§ **Task directions**:
Write out the data below exactly as given, without any of its pictures.
-- Start of Material for the task --
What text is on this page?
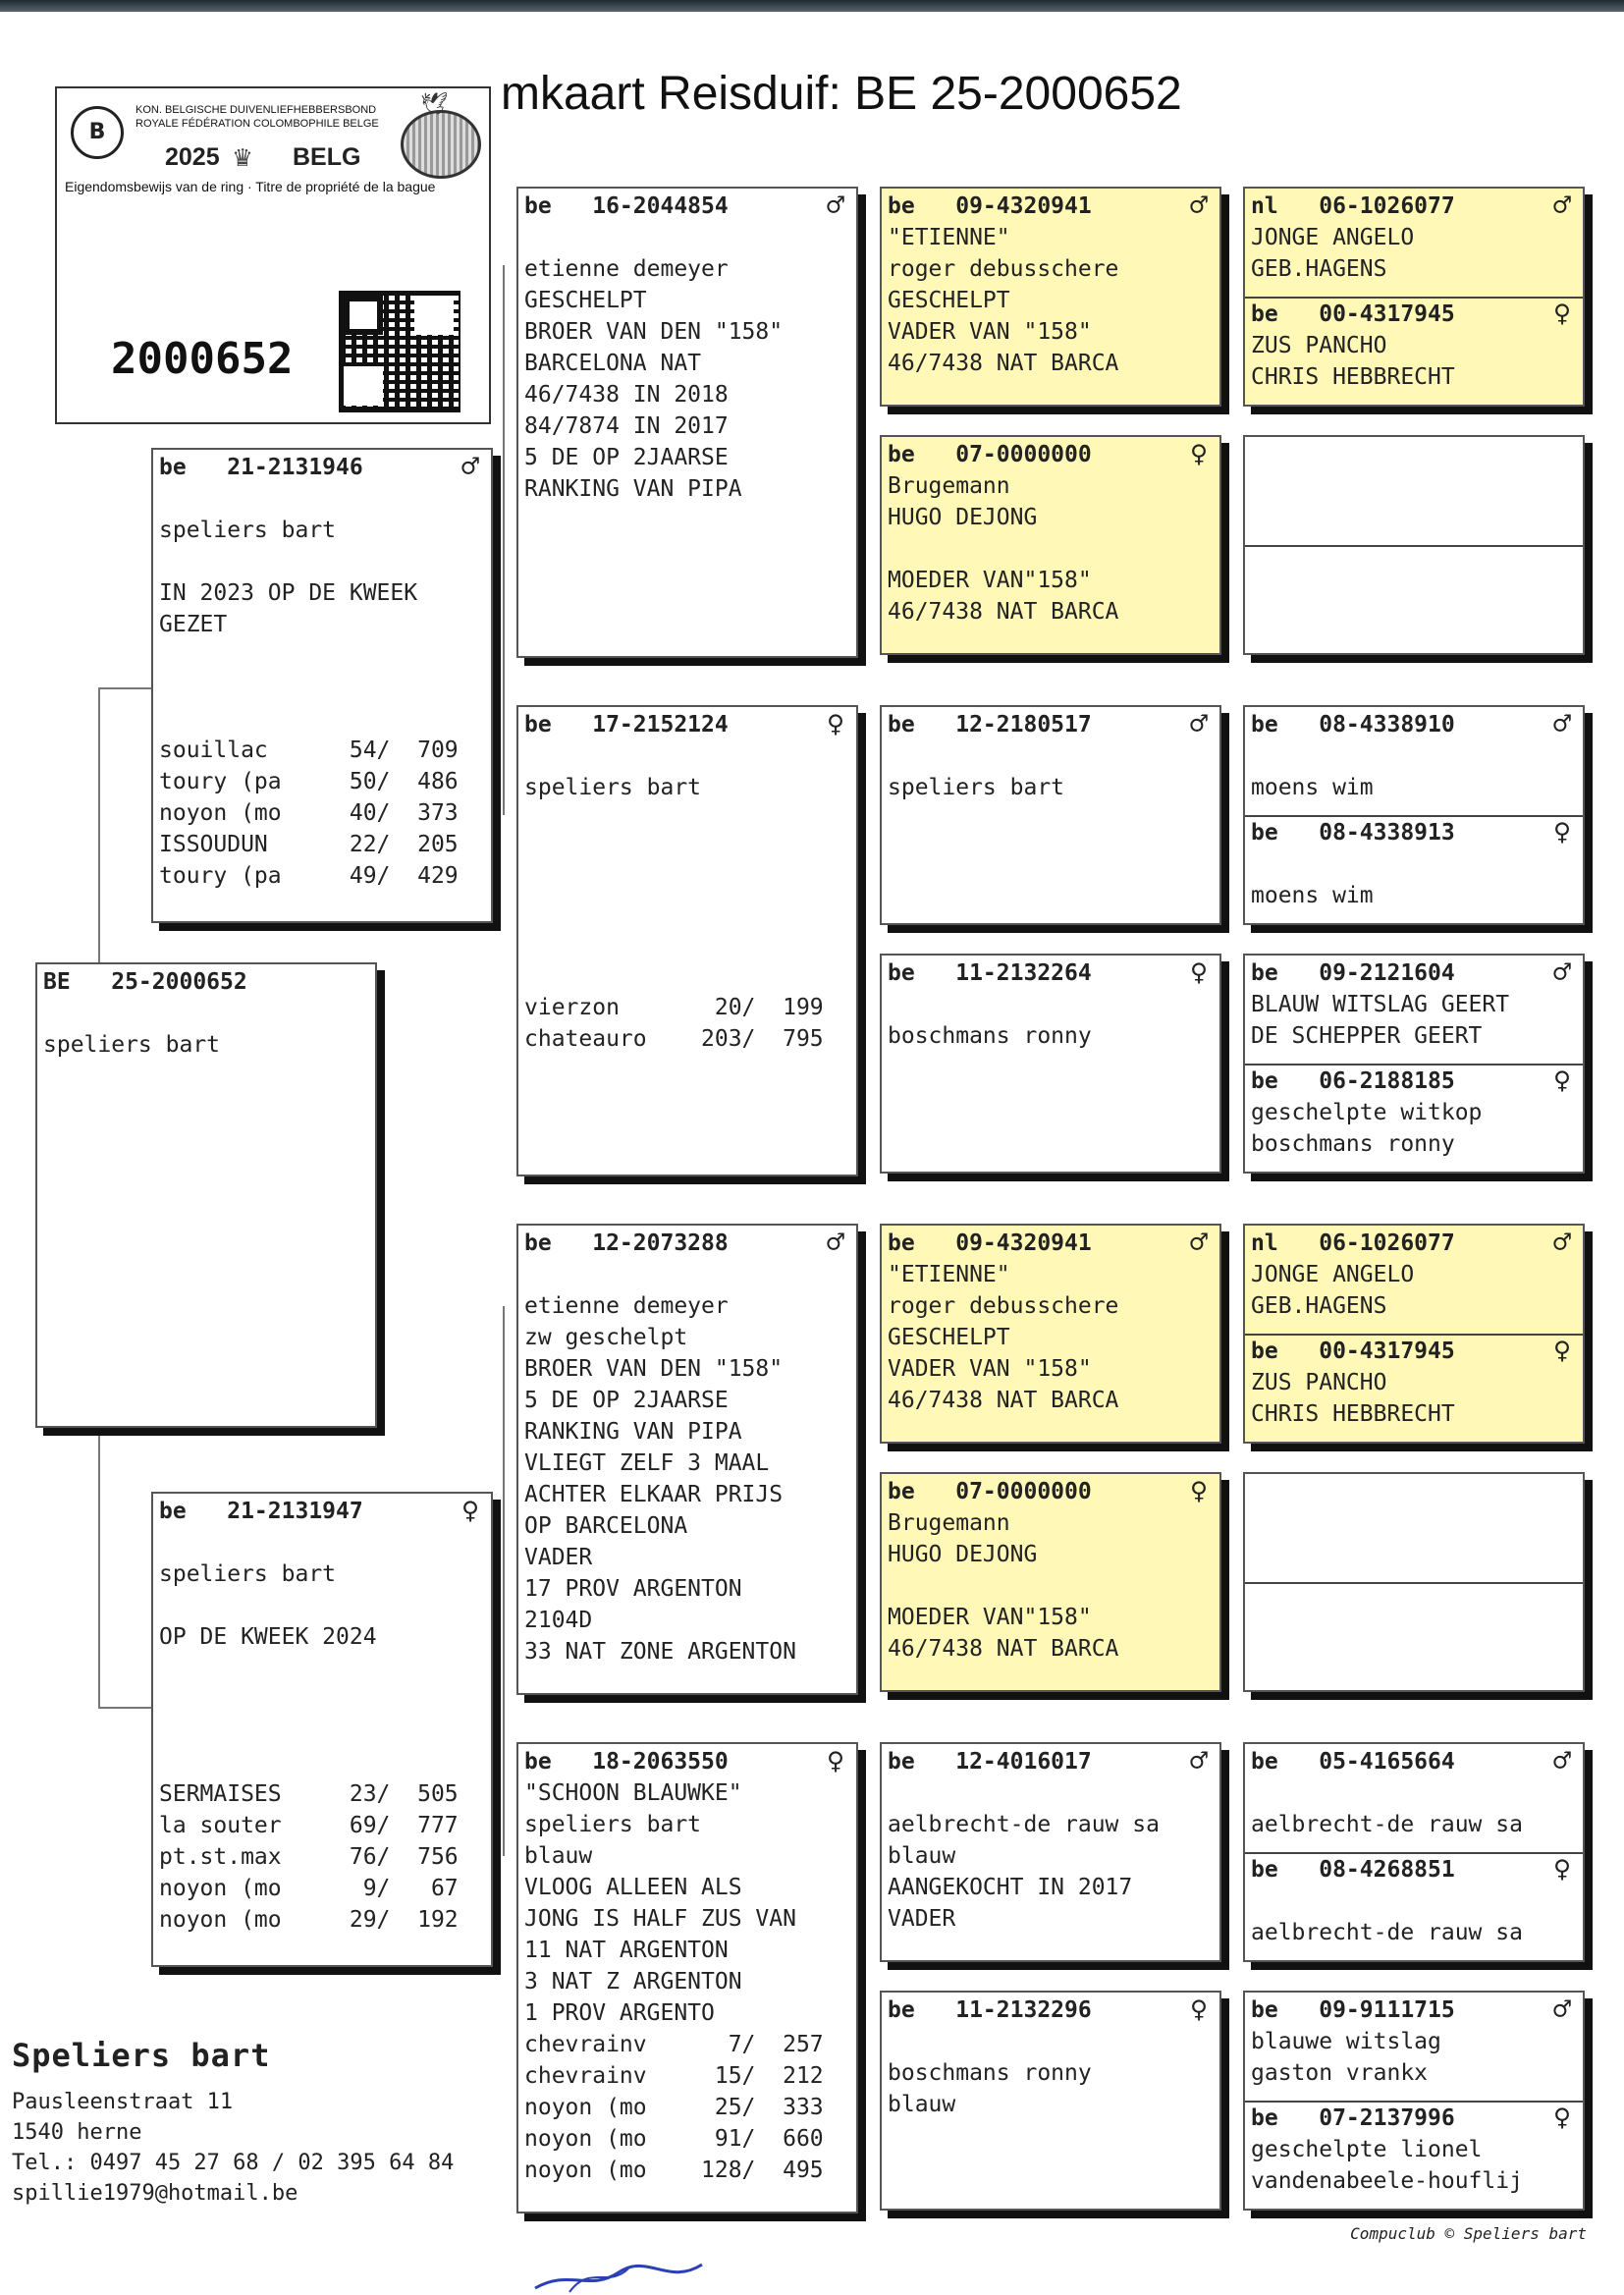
mkaart Reisduif: BE 25-2000652
B
KON. BELGISCHE DUIVENLIEFHEBBERSBOND
ROYALE FÉDÉRATION COLOMBOPHILE BELGE
2025 ♛ BELG
🕊
Eigendomsbewijs van de ring · Titre de propriété de la bague
2000652
BE   25-2000652
speliers bart
be   21-2131946	♂
speliers bart
IN 2023 OP DE KWEEK
GEZET
souillac      54/  709
toury (pa     50/  486
noyon (mo     40/  373
ISSOUDUN      22/  205
toury (pa     49/  429
be   21-2131947	♀
speliers bart
OP DE KWEEK 2024
SERMAISES     23/  505
la souter     69/  777
pt.st.max     76/  756
noyon (mo      9/   67
noyon (mo     29/  192
be   16-2044854	♂
etienne demeyer
GESCHELPT
BROER VAN DEN "158"
BARCELONA NAT
46/7438 IN 2018
84/7874 IN 2017
5 DE OP 2JAARSE
RANKING VAN PIPA
be   17-2152124	♀
speliers bart
vierzon       20/  199
chateauro    203/  795
be   12-2073288	♂
etienne demeyer
zw geschelpt
BROER VAN DEN "158"
5 DE OP 2JAARSE
RANKING VAN PIPA
VLIEGT ZELF 3 MAAL
ACHTER ELKAAR PRIJS
OP BARCELONA
VADER
17 PROV ARGENTON
2104D
33 NAT ZONE ARGENTON
be   18-2063550	♀
"SCHOON BLAUWKE"
speliers bart
blauw
VLOOG ALLEEN ALS
JONG IS HALF ZUS VAN
11 NAT ARGENTON
3 NAT Z ARGENTON
1 PROV ARGENTO
chevrainv      7/  257
chevrainv     15/  212
noyon (mo     25/  333
noyon (mo     91/  660
noyon (mo    128/  495
be   09-4320941	♂
"ETIENNE"
roger debusschere
GESCHELPT
VADER VAN "158"
46/7438 NAT BARCA
be   07-0000000	♀
Brugemann
HUGO DEJONG
MOEDER VAN"158"
46/7438 NAT BARCA
be   12-2180517	♂
speliers bart
be   11-2132264	♀
boschmans ronny
be   09-4320941	♂
"ETIENNE"
roger debusschere
GESCHELPT
VADER VAN "158"
46/7438 NAT BARCA
be   07-0000000	♀
Brugemann
HUGO DEJONG
MOEDER VAN"158"
46/7438 NAT BARCA
be   12-4016017	♂
aelbrecht-de rauw sa
blauw
AANGEKOCHT IN 2017
VADER
be   11-2132296	♀
boschmans ronny
blauw
nl   06-1026077	♂
JONGE ANGELO
GEB.HAGENS
be   00-4317945	♀
ZUS PANCHO
CHRIS HEBBRECHT
be   08-4338910	♂
moens wim
be   08-4338913	♀
moens wim
be   09-2121604	♂
BLAUW WITSLAG GEERT
DE SCHEPPER GEERT
be   06-2188185	♀
geschelpte witkop
boschmans ronny
nl   06-1026077	♂
JONGE ANGELO
GEB.HAGENS
be   00-4317945	♀
ZUS PANCHO
CHRIS HEBBRECHT
be   05-4165664	♂
aelbrecht-de rauw sa
be   08-4268851	♀
aelbrecht-de rauw sa
be   09-9111715	♂
blauwe witslag
gaston vrankx
be   07-2137996	♀
geschelpte lionel
vandenabeele-houflij
Speliers bart
Pausleenstraat 11
1540 herne
Tel.: 0497 45 27 68 / 02 395 64 84
spillie1979@hotmail.be
Compuclub © Speliers bart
-- End of Material for the task --
§ **Exercise answer**:
What text is on this page?
mkaart Reisduif: BE 25-2000652
B
KON. BELGISCHE DUIVENLIEFHEBBERSBOND
ROYALE FÉDÉRATION COLOMBOPHILE BELGE
2025 ♛ BELG
🕊
Eigendomsbewijs van de ring · Titre de propriété de la bague
2000652
BE   25-2000652
speliers bart
be   21-2131946	♂
speliers bart
IN 2023 OP DE KWEEK
GEZET
souillac      54/  709
toury (pa     50/  486
noyon (mo     40/  373
ISSOUDUN      22/  205
toury (pa     49/  429
be   21-2131947	♀
speliers bart
OP DE KWEEK 2024
SERMAISES     23/  505
la souter     69/  777
pt.st.max     76/  756
noyon (mo      9/   67
noyon (mo     29/  192
be   16-2044854	♂
etienne demeyer
GESCHELPT
BROER VAN DEN "158"
BARCELONA NAT
46/7438 IN 2018
84/7874 IN 2017
5 DE OP 2JAARSE
RANKING VAN PIPA
be   17-2152124	♀
speliers bart
vierzon       20/  199
chateauro    203/  795
be   12-2073288	♂
etienne demeyer
zw geschelpt
BROER VAN DEN "158"
5 DE OP 2JAARSE
RANKING VAN PIPA
VLIEGT ZELF 3 MAAL
ACHTER ELKAAR PRIJS
OP BARCELONA
VADER
17 PROV ARGENTON
2104D
33 NAT ZONE ARGENTON
be   18-2063550	♀
"SCHOON BLAUWKE"
speliers bart
blauw
VLOOG ALLEEN ALS
JONG IS HALF ZUS VAN
11 NAT ARGENTON
3 NAT Z ARGENTON
1 PROV ARGENTO
chevrainv      7/  257
chevrainv     15/  212
noyon (mo     25/  333
noyon (mo     91/  660
noyon (mo    128/  495
be   09-4320941	♂
"ETIENNE"
roger debusschere
GESCHELPT
VADER VAN "158"
46/7438 NAT BARCA
be   07-0000000	♀
Brugemann
HUGO DEJONG
MOEDER VAN"158"
46/7438 NAT BARCA
be   12-2180517	♂
speliers bart
be   11-2132264	♀
boschmans ronny
be   09-4320941	♂
"ETIENNE"
roger debusschere
GESCHELPT
VADER VAN "158"
46/7438 NAT BARCA
be   07-0000000	♀
Brugemann
HUGO DEJONG
MOEDER VAN"158"
46/7438 NAT BARCA
be   12-4016017	♂
aelbrecht-de rauw sa
blauw
AANGEKOCHT IN 2017
VADER
be   11-2132296	♀
boschmans ronny
blauw
nl   06-1026077	♂
JONGE ANGELO
GEB.HAGENS
be   00-4317945	♀
ZUS PANCHO
CHRIS HEBBRECHT
be   08-4338910	♂
moens wim
be   08-4338913	♀
moens wim
be   09-2121604	♂
BLAUW WITSLAG GEERT
DE SCHEPPER GEERT
be   06-2188185	♀
geschelpte witkop
boschmans ronny
nl   06-1026077	♂
JONGE ANGELO
GEB.HAGENS
be   00-4317945	♀
ZUS PANCHO
CHRIS HEBBRECHT
be   05-4165664	♂
aelbrecht-de rauw sa
be   08-4268851	♀
aelbrecht-de rauw sa
be   09-9111715	♂
blauwe witslag
gaston vrankx
be   07-2137996	♀
geschelpte lionel
vandenabeele-houflij
Speliers bart
Pausleenstraat 11
1540 herne
Tel.: 0497 45 27 68 / 02 395 64 84
spillie1979@hotmail.be
Compuclub © Speliers bart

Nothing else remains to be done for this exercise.